→ Request: Copy out the records below word for word, starting at the first line and ending at the line that contains "explanation-panel[interactable]: II–V–I–VI ·", with both of those lines included.

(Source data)
━━━

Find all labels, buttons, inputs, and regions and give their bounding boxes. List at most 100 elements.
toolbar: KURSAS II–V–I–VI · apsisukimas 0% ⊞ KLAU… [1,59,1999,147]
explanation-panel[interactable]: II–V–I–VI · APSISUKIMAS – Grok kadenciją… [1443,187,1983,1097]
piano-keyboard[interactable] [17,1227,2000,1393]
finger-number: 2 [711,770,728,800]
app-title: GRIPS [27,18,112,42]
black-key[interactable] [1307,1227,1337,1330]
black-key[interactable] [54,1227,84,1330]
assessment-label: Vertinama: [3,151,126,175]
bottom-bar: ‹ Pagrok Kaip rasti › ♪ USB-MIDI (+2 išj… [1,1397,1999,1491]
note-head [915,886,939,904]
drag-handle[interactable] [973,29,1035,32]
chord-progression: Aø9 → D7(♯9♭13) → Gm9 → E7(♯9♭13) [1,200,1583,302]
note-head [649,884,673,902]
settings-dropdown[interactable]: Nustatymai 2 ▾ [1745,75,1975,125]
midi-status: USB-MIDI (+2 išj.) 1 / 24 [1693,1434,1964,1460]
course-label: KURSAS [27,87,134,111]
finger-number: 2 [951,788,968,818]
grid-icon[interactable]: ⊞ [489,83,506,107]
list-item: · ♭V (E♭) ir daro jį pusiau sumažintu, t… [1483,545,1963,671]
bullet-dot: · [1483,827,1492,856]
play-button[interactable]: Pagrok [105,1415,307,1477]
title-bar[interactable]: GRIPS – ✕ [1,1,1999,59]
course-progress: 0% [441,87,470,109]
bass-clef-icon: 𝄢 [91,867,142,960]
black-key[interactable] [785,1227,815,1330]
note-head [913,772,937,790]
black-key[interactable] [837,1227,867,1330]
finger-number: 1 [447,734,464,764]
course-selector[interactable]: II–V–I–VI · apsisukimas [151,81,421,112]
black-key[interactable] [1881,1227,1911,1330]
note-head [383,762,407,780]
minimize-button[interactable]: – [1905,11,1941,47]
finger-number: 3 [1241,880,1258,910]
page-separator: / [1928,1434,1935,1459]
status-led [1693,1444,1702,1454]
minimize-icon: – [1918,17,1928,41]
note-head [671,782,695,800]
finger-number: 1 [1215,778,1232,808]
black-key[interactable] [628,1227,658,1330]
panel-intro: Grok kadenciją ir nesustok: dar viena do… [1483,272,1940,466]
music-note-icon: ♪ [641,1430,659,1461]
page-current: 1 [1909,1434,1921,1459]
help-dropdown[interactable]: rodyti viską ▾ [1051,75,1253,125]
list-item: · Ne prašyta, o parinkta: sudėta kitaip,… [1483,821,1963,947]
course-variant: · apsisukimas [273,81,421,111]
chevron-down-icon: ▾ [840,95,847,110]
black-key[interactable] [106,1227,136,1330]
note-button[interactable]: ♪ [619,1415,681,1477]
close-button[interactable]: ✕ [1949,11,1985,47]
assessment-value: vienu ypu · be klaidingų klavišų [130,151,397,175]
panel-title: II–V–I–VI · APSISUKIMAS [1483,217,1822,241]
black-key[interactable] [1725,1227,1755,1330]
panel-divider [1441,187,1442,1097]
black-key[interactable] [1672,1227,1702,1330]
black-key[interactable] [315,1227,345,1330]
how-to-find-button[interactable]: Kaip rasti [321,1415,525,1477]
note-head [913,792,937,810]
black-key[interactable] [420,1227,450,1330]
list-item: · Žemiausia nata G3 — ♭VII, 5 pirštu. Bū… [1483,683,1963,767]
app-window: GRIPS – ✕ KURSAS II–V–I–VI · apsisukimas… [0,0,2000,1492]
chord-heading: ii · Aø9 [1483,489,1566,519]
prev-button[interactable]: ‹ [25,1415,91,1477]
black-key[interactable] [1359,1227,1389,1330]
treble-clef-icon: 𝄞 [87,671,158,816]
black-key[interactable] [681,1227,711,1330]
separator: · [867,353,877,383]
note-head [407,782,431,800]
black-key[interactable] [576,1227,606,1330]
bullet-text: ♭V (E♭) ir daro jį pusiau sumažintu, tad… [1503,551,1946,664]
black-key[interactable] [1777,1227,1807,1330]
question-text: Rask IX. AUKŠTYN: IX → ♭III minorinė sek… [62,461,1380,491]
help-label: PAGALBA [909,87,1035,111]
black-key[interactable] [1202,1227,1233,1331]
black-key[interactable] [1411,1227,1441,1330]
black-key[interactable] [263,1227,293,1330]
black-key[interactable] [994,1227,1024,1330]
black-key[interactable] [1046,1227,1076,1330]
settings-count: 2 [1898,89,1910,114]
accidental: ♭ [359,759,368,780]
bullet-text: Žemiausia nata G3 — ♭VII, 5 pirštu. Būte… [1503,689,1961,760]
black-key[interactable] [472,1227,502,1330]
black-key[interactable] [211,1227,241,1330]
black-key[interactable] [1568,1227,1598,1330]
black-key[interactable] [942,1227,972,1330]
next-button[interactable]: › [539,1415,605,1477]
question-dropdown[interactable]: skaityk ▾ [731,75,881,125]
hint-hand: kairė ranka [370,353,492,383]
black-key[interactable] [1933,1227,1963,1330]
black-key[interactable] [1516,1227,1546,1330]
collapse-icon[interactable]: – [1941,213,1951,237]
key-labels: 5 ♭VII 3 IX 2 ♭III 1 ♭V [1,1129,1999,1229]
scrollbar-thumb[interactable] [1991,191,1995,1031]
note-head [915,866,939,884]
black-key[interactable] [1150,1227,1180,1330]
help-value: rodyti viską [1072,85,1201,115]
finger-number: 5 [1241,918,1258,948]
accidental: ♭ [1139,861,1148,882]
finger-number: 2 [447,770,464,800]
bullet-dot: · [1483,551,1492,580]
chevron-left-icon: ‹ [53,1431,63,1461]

━━━

→ Answer to this problem:
Find all labels, buttons, inputs, and regions and give their bounding boxes. List at most 100 elements.
toolbar: KURSAS II–V–I–VI · apsisukimas 0% ⊞ KLAU… [1,59,1999,147]
explanation-panel[interactable]: II–V–I–VI · APSISUKIMAS – Grok kadenciją… [1443,187,1983,1097]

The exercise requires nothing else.